# taz.de -- Jochen Distelmeyer auf Tour: Die Rückkehr des verlorenen Sohns
       
       > Der Sänger Jochen Distelmeyer gibt ein Konzert im Hamburger Knust. Er
       > spielt Coverversionen von Britney Spears und Supertramp.
       
 (IMG) Bild: Kommt mit Kitsch und Schmalz ungestraft durch: Jochen Distelmeyer
       
       Free as a bird – wie ein Vöglein so frei schwebt Jochen Distelmeyers Stimme
       am Ende von der Bühne herab und hinweg über die Köpfe all der
       Mittvierziger, die sich im ausverkauften Hamburger Knust kuschelig
       zusammendrängen. Ach, diese verführerische Stimme! Man horcht ihr als
       Verfallener sehr sehnsüchtig nach, selbst dann noch, als der Sänger sich
       längst schon mit gebührend tiefer Verbeugung aus dem Scheinwerferlicht
       verabschiedet hat.

Datenteil:
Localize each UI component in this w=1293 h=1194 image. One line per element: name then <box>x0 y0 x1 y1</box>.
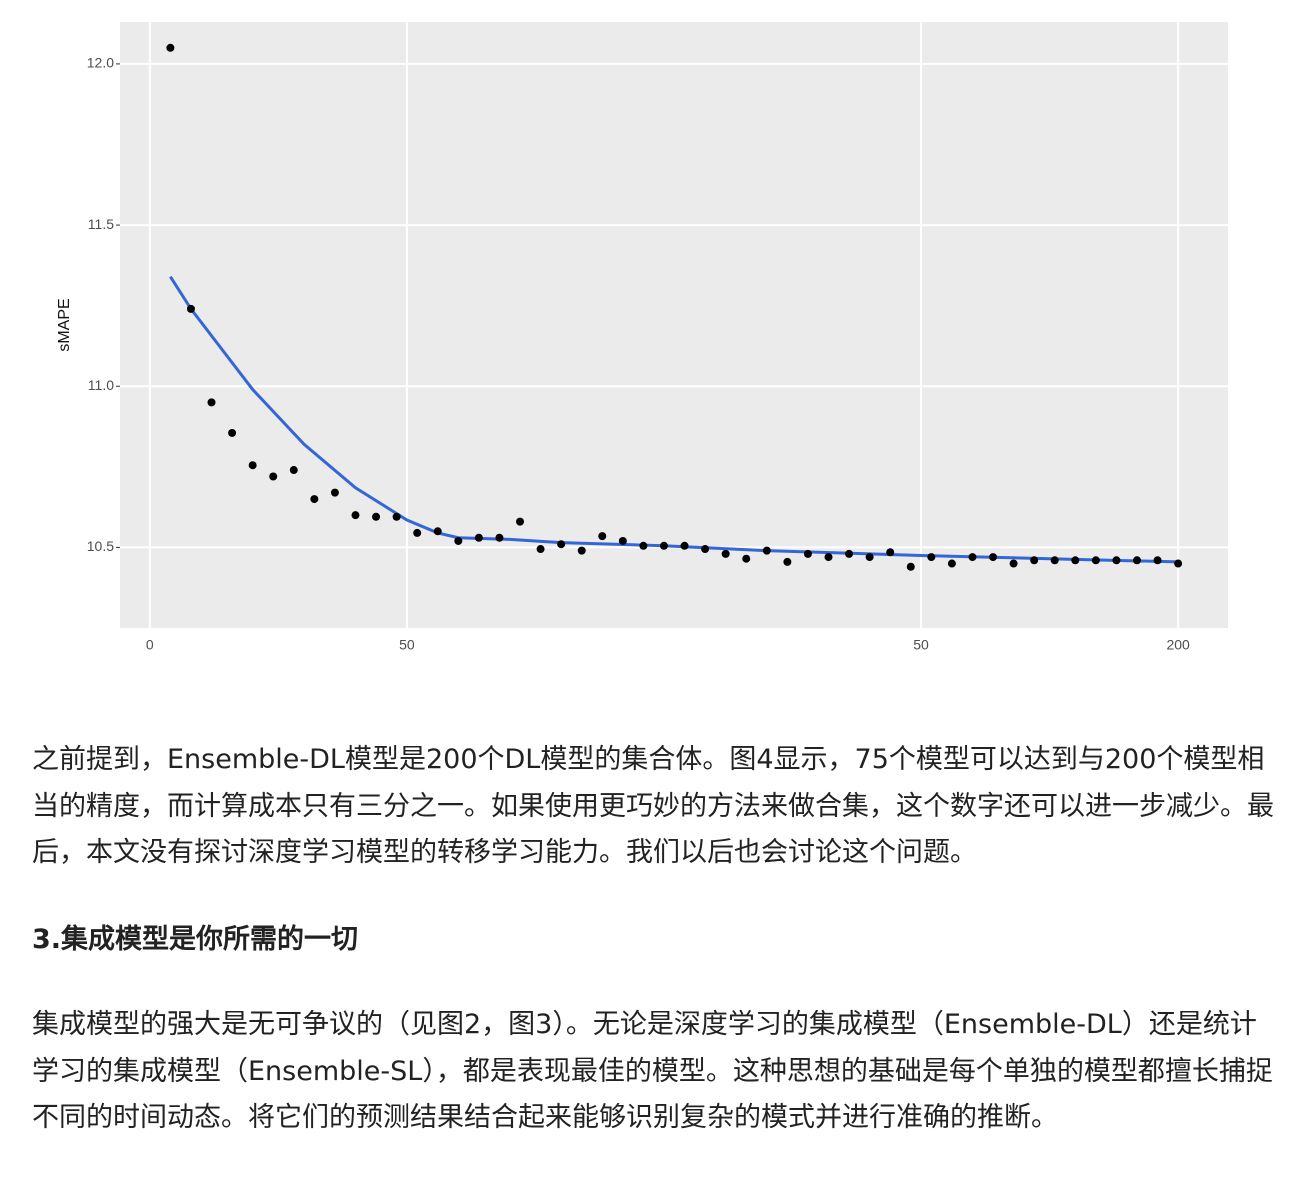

Aufgabe: Gib den Abschnitt des Konzertberichts wieder, der mit den Worten "(IMG) Bild: Kommt" beginnt und mit "verabschiedet hat." endet. Ersetze darin "Stimme" durch "Melodie".

Lösung:
(IMG) Bild: Kommt mit Kitsch und Schmalz ungestraft durch: Jochen Distelmeyer
       
       Free as a bird – wie ein Vöglein so frei schwebt Jochen Distelmeyers Melodie
       am Ende von der Bühne herab und hinweg über die Köpfe all der
       Mittvierziger, die sich im ausverkauften Hamburger Knust kuschelig
       zusammendrängen. Ach, diese verführerische Melodie! Man horcht ihr als
       Verfallener sehr sehnsüchtig nach, selbst dann noch, als der Sänger sich
       längst schon mit gebührend tiefer Verbeugung aus dem Scheinwerferlicht
       verabschiedet hat.